▸ **Aim**
Set down each line of the material that follows, exactly, with no pictures.

▸ **Data supplied**
____________________

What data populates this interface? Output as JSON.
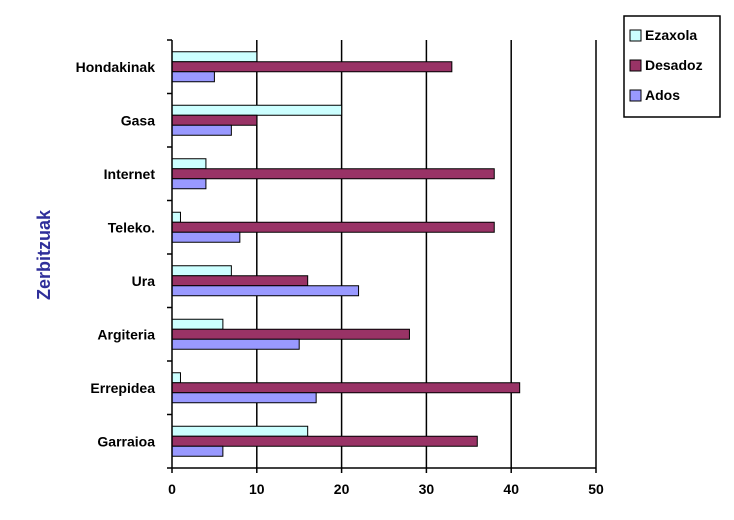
{
  "chart_data": {
    "type": "bar",
    "orientation": "horizontal",
    "title": "",
    "xlabel": "",
    "ylabel": "Zerbitzuak",
    "ylabel_color": "#2f2f9a",
    "xlim": [
      0,
      50
    ],
    "xticks": [
      "0",
      "10",
      "20",
      "30",
      "40",
      "50"
    ],
    "grid": "vertical",
    "legend_position": "top-right",
    "categories": [
      "Hondakinak",
      "Gasa",
      "Internet",
      "Teleko.",
      "Ura",
      "Argiteria",
      "Errepidea",
      "Garraioa"
    ],
    "series": [
      {
        "name": "Ezaxola",
        "color": "#ccffff",
        "values": [
          10,
          20,
          4,
          1,
          7,
          6,
          1,
          16
        ]
      },
      {
        "name": "Desadoz",
        "color": "#993366",
        "values": [
          33,
          10,
          38,
          38,
          16,
          28,
          41,
          36
        ]
      },
      {
        "name": "Ados",
        "color": "#9999ff",
        "values": [
          5,
          7,
          4,
          8,
          22,
          15,
          17,
          6
        ]
      }
    ]
  }
}
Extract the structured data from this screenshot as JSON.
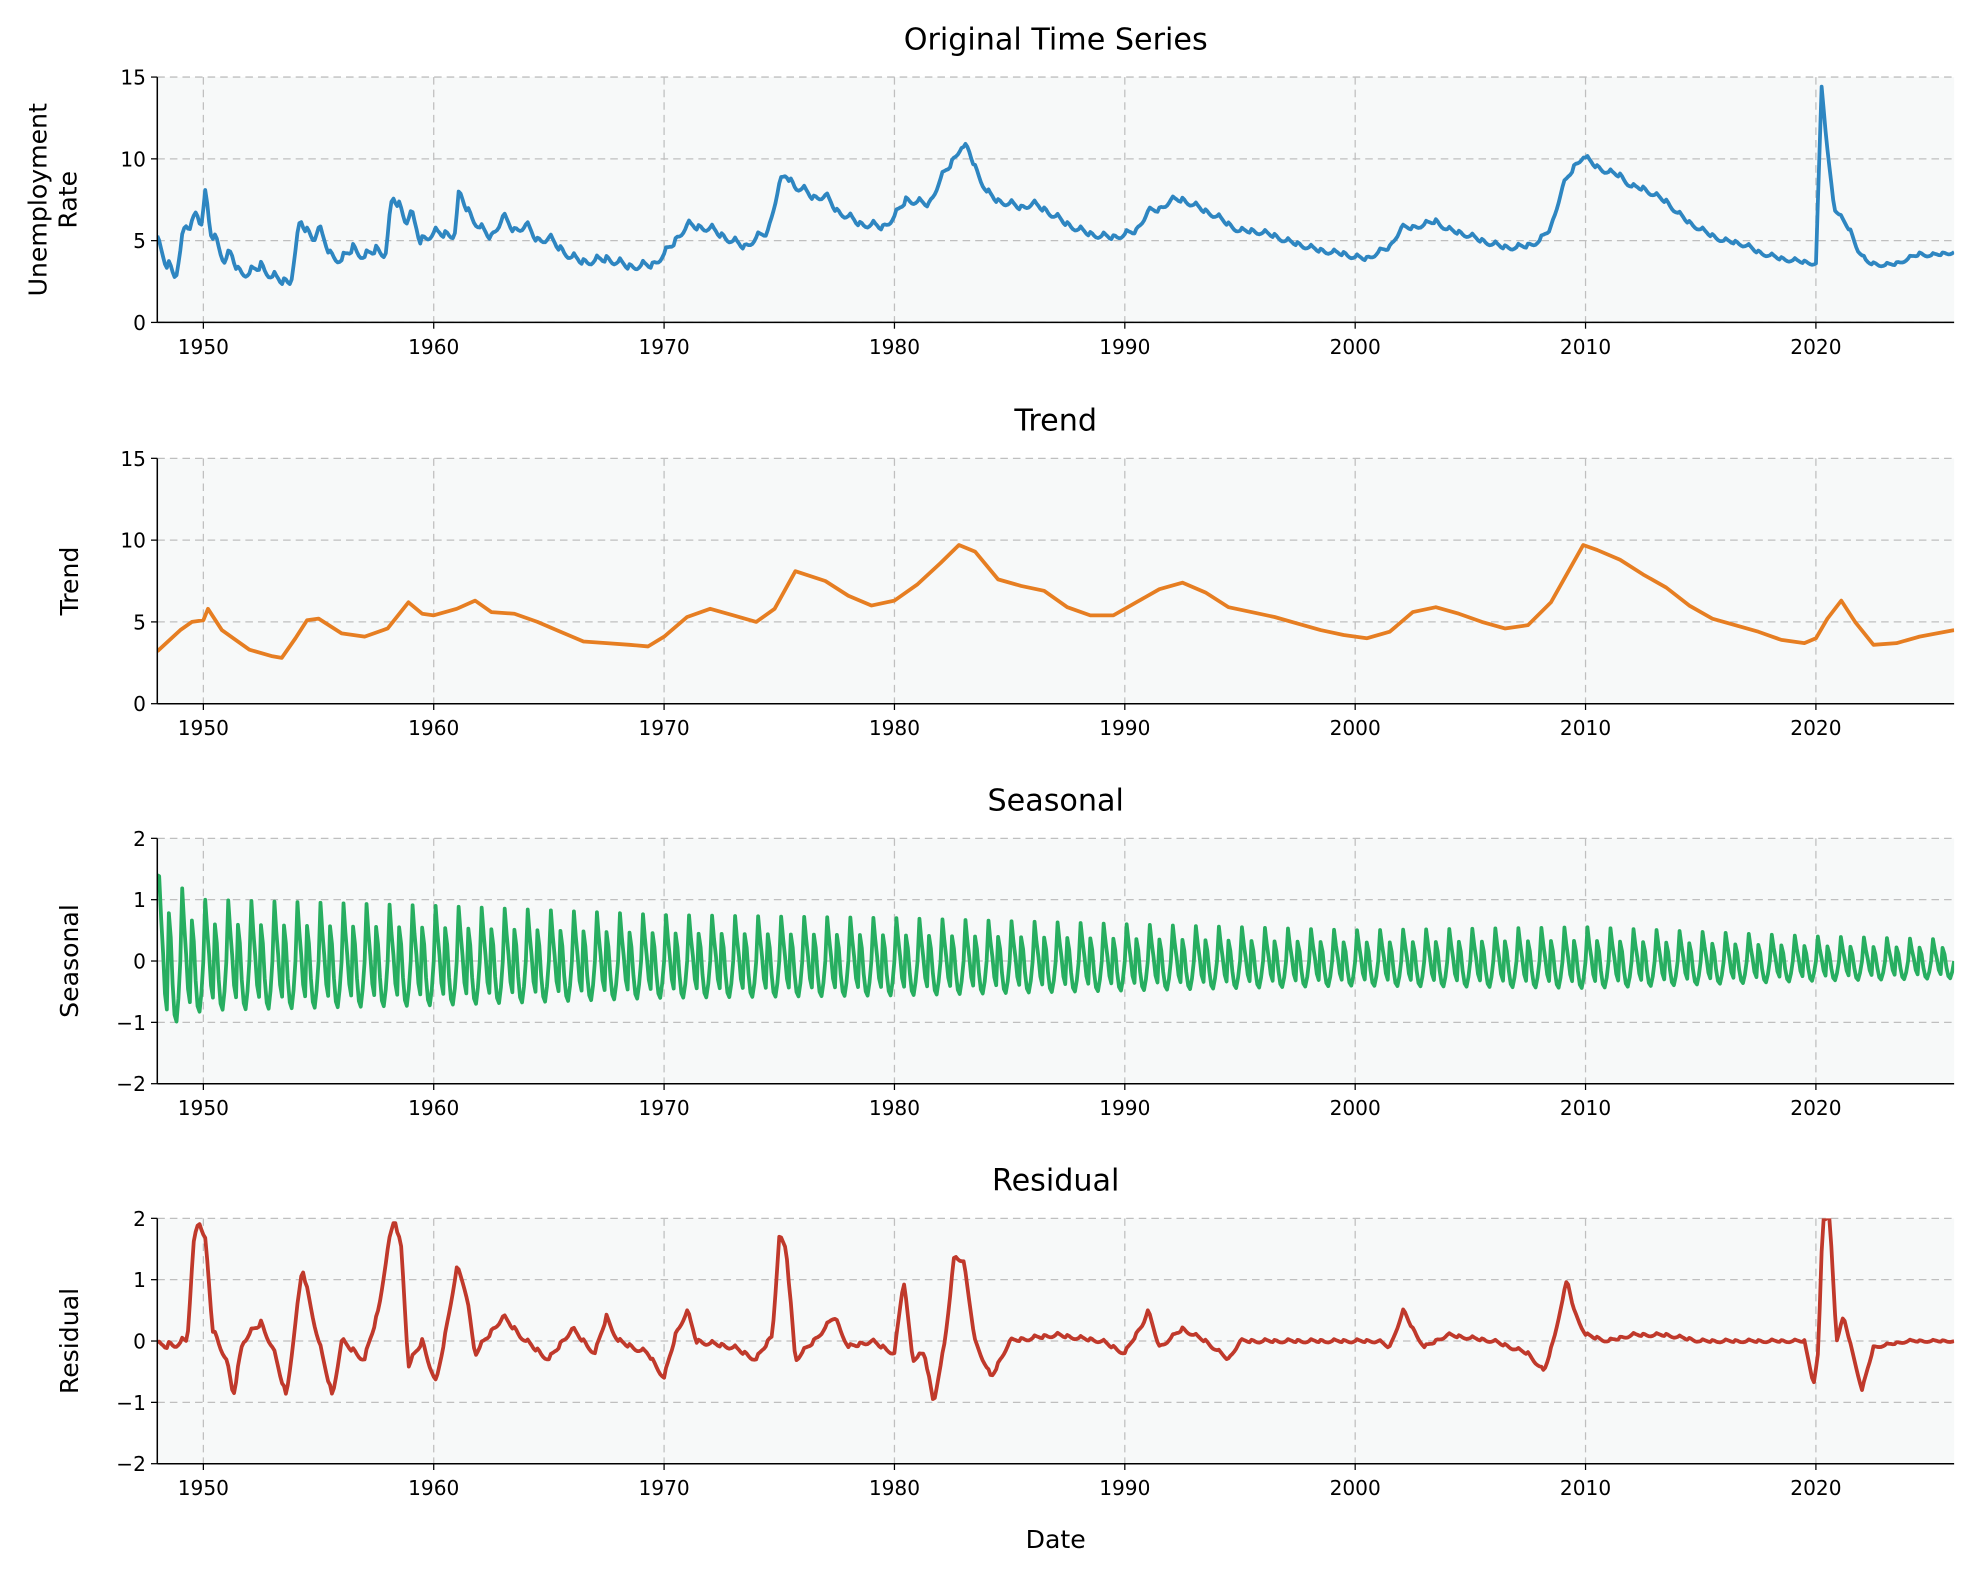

____________________

▸ **Output for this task**
What data populates this interface? Output as JSON.
{
  "chart_data": {
    "type": "bar",
    "orientation": "horizontal",
    "title": "",
    "xlabel": "",
    "ylabel": "Zerbitzuak",
    "ylabel_color": "#2f2f9a",
    "xlim": [
      0,
      50
    ],
    "xticks": [
      "0",
      "10",
      "20",
      "30",
      "40",
      "50"
    ],
    "grid": "vertical",
    "legend_position": "top-right",
    "categories": [
      "Hondakinak",
      "Gasa",
      "Internet",
      "Teleko.",
      "Ura",
      "Argiteria",
      "Errepidea",
      "Garraioa"
    ],
    "series": [
      {
        "name": "Ezaxola",
        "color": "#ccffff",
        "values": [
          10,
          20,
          4,
          1,
          7,
          6,
          1,
          16
        ]
      },
      {
        "name": "Desadoz",
        "color": "#993366",
        "values": [
          33,
          10,
          38,
          38,
          16,
          28,
          41,
          36
        ]
      },
      {
        "name": "Ados",
        "color": "#9999ff",
        "values": [
          5,
          7,
          4,
          8,
          22,
          15,
          17,
          6
        ]
      }
    ]
  }
}
Extract the structured data from this screenshot as JSON.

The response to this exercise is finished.